RECORDS FOR THIS TASK
::::::::::

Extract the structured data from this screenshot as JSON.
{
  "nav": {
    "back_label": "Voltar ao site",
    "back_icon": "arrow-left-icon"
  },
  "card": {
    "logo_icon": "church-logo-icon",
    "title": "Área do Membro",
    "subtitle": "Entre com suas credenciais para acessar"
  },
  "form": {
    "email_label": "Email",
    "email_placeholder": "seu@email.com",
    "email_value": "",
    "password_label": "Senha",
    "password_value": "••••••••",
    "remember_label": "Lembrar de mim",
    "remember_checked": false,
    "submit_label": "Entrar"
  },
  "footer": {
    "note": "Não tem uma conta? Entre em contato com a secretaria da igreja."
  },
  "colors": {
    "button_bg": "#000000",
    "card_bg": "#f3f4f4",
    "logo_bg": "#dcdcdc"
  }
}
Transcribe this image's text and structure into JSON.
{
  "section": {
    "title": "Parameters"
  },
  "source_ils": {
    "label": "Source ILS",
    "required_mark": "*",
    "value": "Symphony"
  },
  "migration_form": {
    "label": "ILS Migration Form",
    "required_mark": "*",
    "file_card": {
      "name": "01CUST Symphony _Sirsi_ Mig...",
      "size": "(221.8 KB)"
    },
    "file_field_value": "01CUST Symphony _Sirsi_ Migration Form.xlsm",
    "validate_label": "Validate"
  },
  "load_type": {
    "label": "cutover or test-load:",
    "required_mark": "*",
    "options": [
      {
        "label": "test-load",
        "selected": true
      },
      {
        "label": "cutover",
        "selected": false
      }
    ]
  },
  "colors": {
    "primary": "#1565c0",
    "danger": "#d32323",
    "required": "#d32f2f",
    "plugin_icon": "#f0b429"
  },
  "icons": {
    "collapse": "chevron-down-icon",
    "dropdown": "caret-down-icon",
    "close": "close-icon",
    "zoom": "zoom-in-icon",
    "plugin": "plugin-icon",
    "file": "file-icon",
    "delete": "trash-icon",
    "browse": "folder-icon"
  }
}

::::::::::

EXERCISE DIRECTIONS
Pull out all lines from the entries above that include the word "cutover".

ANSWER TO THIS PROBLEM
    "label": "cutover or test-load:",
        "label": "cutover",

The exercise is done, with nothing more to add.